>> begin

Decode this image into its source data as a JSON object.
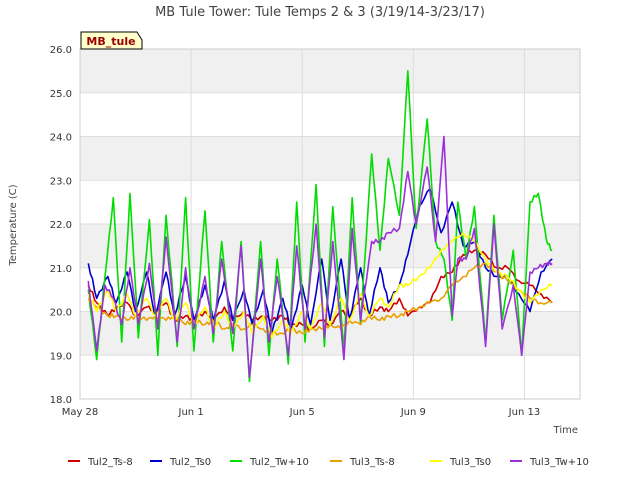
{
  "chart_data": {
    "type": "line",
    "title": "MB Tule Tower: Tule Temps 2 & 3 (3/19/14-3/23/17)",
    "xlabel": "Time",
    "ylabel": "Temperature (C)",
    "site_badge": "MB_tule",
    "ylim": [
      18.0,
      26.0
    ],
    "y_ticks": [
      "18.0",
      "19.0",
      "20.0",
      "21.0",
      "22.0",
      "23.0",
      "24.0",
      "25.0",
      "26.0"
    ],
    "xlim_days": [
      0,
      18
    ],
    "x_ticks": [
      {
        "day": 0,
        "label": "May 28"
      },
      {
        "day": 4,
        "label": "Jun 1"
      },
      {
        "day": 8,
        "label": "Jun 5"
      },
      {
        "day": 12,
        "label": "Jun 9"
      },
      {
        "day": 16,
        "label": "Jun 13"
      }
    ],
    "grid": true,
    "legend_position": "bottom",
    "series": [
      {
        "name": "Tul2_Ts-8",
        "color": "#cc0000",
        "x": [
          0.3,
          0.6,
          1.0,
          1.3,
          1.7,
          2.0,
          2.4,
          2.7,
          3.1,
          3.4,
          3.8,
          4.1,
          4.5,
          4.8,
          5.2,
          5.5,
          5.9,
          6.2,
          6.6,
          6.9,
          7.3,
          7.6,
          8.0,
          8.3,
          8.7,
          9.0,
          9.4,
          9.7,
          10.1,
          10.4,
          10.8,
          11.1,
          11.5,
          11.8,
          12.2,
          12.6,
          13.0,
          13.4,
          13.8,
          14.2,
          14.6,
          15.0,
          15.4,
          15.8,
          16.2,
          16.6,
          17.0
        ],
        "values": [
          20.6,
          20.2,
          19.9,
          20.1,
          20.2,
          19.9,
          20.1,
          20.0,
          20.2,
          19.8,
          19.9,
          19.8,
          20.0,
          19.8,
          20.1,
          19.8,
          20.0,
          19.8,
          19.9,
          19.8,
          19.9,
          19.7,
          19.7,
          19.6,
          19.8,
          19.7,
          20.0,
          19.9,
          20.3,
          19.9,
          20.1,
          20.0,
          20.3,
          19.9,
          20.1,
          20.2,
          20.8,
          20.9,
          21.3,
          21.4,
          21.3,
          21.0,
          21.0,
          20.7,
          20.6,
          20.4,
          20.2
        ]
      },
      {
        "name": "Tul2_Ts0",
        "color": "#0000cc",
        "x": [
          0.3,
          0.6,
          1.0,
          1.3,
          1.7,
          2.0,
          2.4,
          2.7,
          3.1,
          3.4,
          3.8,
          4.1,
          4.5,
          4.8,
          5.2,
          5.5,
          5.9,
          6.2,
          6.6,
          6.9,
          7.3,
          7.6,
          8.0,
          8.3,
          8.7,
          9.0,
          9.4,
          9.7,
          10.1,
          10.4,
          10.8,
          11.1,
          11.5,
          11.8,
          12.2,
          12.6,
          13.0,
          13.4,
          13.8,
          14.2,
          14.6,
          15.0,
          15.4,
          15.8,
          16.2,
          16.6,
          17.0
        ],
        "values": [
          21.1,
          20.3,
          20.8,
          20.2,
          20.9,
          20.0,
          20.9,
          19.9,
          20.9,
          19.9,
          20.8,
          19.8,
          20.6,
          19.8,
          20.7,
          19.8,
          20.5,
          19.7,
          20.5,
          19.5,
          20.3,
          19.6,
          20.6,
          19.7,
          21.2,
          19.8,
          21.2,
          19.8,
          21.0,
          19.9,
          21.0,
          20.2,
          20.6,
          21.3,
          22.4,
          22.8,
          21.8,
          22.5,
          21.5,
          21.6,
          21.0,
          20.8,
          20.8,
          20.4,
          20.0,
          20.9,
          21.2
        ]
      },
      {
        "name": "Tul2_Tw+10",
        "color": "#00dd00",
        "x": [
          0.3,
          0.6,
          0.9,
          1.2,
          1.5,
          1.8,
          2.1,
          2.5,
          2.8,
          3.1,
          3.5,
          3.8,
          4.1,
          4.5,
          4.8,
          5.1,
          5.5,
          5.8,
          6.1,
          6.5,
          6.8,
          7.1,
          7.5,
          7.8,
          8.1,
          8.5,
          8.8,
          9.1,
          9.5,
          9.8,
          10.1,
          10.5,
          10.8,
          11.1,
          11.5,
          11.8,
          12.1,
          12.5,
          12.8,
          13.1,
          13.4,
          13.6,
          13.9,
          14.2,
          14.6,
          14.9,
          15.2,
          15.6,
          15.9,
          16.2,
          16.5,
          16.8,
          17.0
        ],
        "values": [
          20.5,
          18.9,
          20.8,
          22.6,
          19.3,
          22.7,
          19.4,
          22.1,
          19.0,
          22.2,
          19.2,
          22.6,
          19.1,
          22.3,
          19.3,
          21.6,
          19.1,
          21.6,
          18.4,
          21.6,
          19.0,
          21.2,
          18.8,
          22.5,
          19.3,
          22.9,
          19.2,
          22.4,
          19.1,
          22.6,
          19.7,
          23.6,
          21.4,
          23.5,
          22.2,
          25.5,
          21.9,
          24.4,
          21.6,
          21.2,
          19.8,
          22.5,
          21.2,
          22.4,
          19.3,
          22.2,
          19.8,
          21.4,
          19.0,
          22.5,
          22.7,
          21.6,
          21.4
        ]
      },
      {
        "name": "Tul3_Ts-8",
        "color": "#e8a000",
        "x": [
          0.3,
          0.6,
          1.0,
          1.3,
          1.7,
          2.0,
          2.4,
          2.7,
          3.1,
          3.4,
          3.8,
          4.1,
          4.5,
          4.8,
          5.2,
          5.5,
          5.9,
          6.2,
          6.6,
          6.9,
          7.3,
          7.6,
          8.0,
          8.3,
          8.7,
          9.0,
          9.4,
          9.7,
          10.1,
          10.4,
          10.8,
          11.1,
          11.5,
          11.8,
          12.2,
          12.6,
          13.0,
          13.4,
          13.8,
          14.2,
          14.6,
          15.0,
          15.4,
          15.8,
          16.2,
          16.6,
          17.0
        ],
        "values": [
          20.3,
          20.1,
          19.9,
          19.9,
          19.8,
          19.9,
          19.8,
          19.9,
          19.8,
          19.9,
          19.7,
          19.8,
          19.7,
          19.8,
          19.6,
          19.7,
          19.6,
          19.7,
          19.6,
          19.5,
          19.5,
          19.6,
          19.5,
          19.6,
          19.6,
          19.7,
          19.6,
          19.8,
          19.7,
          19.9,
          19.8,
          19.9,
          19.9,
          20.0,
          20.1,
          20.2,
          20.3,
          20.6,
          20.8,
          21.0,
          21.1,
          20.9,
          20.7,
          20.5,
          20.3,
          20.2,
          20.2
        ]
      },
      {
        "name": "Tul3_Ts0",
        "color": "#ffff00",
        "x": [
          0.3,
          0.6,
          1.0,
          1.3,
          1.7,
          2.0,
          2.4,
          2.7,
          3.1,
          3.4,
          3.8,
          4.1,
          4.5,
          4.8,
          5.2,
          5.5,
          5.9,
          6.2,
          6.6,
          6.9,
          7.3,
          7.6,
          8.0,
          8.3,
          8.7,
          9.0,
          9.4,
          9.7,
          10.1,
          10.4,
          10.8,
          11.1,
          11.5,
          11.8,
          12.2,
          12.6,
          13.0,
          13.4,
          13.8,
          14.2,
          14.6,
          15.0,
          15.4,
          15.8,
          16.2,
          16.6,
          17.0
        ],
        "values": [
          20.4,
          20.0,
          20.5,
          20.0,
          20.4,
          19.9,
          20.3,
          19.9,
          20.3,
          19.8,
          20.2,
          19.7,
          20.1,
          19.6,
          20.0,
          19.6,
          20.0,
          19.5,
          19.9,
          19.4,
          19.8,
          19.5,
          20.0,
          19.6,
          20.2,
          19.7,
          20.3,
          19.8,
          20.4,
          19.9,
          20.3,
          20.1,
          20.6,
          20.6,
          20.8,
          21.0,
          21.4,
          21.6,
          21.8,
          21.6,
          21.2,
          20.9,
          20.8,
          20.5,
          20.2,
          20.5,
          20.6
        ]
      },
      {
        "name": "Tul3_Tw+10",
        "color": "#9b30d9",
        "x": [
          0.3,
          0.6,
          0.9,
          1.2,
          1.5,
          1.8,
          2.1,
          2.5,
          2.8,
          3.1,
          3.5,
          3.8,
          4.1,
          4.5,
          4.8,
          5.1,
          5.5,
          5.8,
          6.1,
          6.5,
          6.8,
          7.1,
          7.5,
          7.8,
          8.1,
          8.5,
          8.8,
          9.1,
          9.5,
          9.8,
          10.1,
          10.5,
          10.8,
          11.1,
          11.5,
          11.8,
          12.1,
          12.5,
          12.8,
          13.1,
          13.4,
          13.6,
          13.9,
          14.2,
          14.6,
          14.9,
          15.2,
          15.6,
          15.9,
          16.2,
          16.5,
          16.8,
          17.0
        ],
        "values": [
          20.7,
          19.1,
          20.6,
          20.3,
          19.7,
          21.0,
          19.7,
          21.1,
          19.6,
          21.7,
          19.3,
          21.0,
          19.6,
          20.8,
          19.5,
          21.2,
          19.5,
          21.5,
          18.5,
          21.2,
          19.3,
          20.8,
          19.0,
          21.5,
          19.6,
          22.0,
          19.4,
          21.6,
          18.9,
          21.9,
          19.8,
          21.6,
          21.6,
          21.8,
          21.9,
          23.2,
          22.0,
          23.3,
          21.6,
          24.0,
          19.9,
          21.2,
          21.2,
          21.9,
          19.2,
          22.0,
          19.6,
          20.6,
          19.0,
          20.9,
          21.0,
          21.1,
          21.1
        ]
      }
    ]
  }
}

>> end

DIRECTION: In the entries above, find each line with the word "color" and copy it.

TASK RESULT:
        "color": "#cc0000",
        "color": "#0000cc",
        "color": "#00dd00",
        "color": "#e8a000",
        "color": "#ffff00",
        "color": "#9b30d9",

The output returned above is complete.